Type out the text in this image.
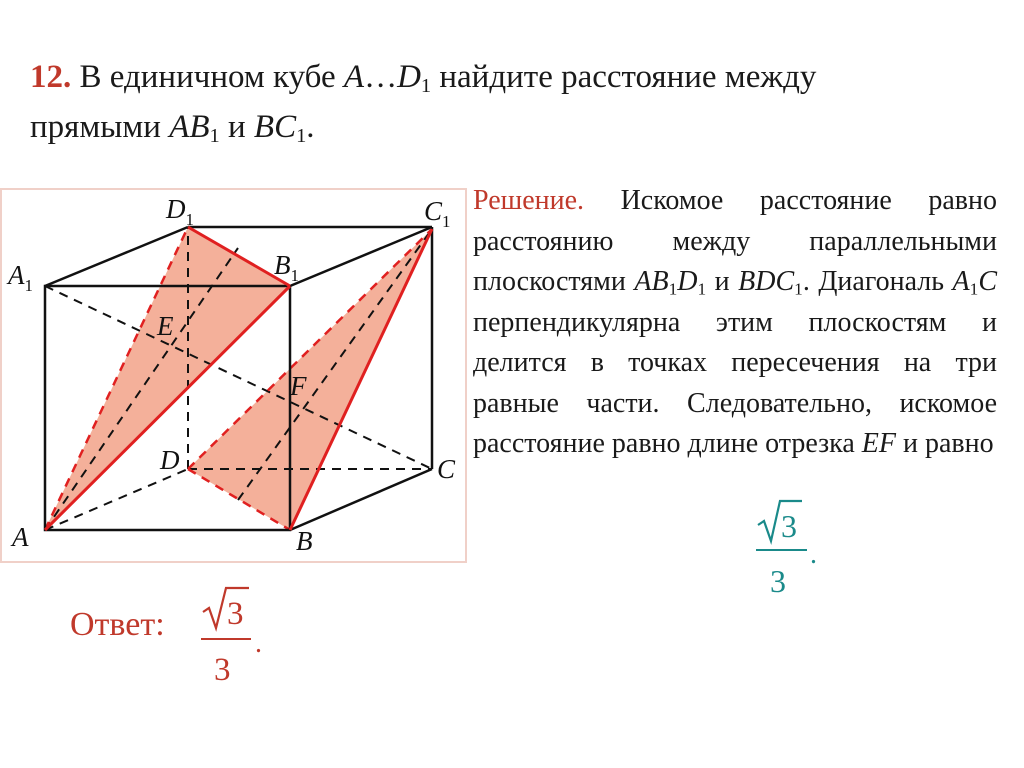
12. В единичном кубе $A\dots D_1$ найдите расстояние между
прямыми $AB_1$ и $BC_1$.
A	B
C
D
$A_1$
$B_1$
$C_1$
$D_1$
E
F
Решение. Искомое расстояние равно расстоянию между параллельными плоскостями $AB_1D_1$ и $BDC_1$. Диагональ $A_1C$ перпендикулярна этим плоскостям и делится в точках пересечения на три равные части. Следовательно, искомое расстояние равно длине отрезка EF и равно
3
3
.
Ответ: 3
3
.
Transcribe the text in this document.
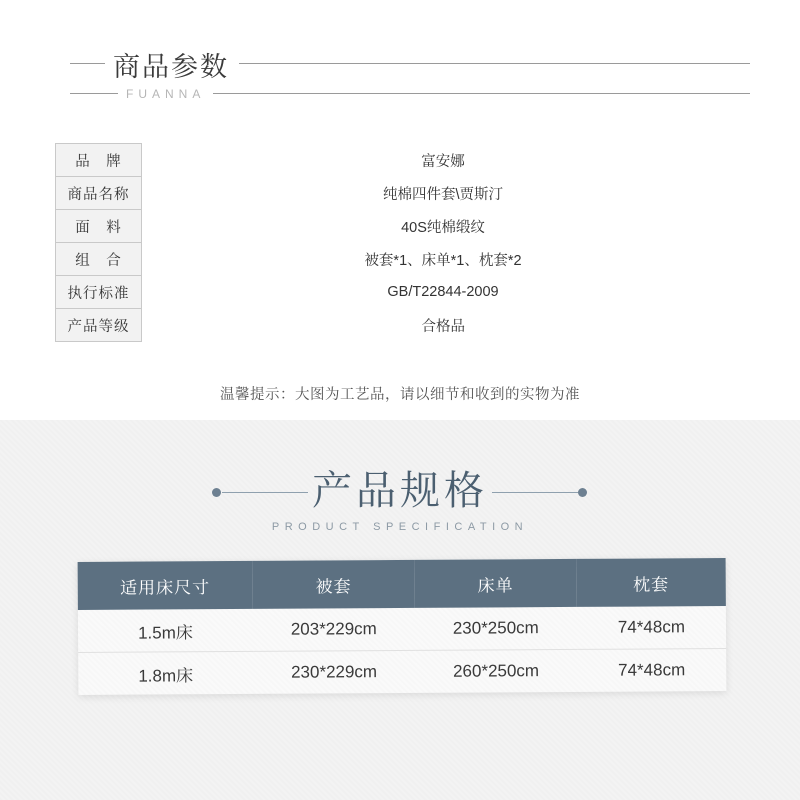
商品参数
FUANNA
品　牌	富安娜
商品名称	纯棉四件套\贾斯汀
面　料	40S纯棉缎纹
组　合	被套*1、床单*1、枕套*2
执行标准	GB/T22844-2009
产品等级	合格品
温馨提示：大图为工艺品，请以细节和收到的实物为准
产品规格
PRODUCT SPECIFICATION
适用床尺寸	被套	床单	枕套
1.5m床	203*229cm	230*250cm	74*48cm
1.8m床	230*229cm	260*250cm	74*48cm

- Given exercise:
Strip the images and reproduce the remaining records precisely.

- Exercise output:
Type out the text in this image.
12. В единичном кубе $A\dots D_1$ найдите расстояние между
прямыми $AB_1$ и $BC_1$.
A	B
C
D
$A_1$
$B_1$
$C_1$
$D_1$
E
F
Решение. Искомое расстояние равно расстоянию между параллельными плоскостями $AB_1D_1$ и $BDC_1$. Диагональ $A_1C$ перпендикулярна этим плоскостям и делится в точках пересечения на три равные части. Следовательно, искомое расстояние равно длине отрезка EF и равно
3
3
.
Ответ: 3
3
.
Transcribe the text in this document.
商品参数
FUANNA
品　牌	富安娜
商品名称	纯棉四件套\贾斯汀
面　料	40S纯棉缎纹
组　合	被套*1、床单*1、枕套*2
执行标准	GB/T22844-2009
产品等级	合格品
温馨提示：大图为工艺品，请以细节和收到的实物为准
产品规格
PRODUCT SPECIFICATION
适用床尺寸	被套	床单	枕套
1.5m床	203*229cm	230*250cm	74*48cm
1.8m床	230*229cm	260*250cm	74*48cm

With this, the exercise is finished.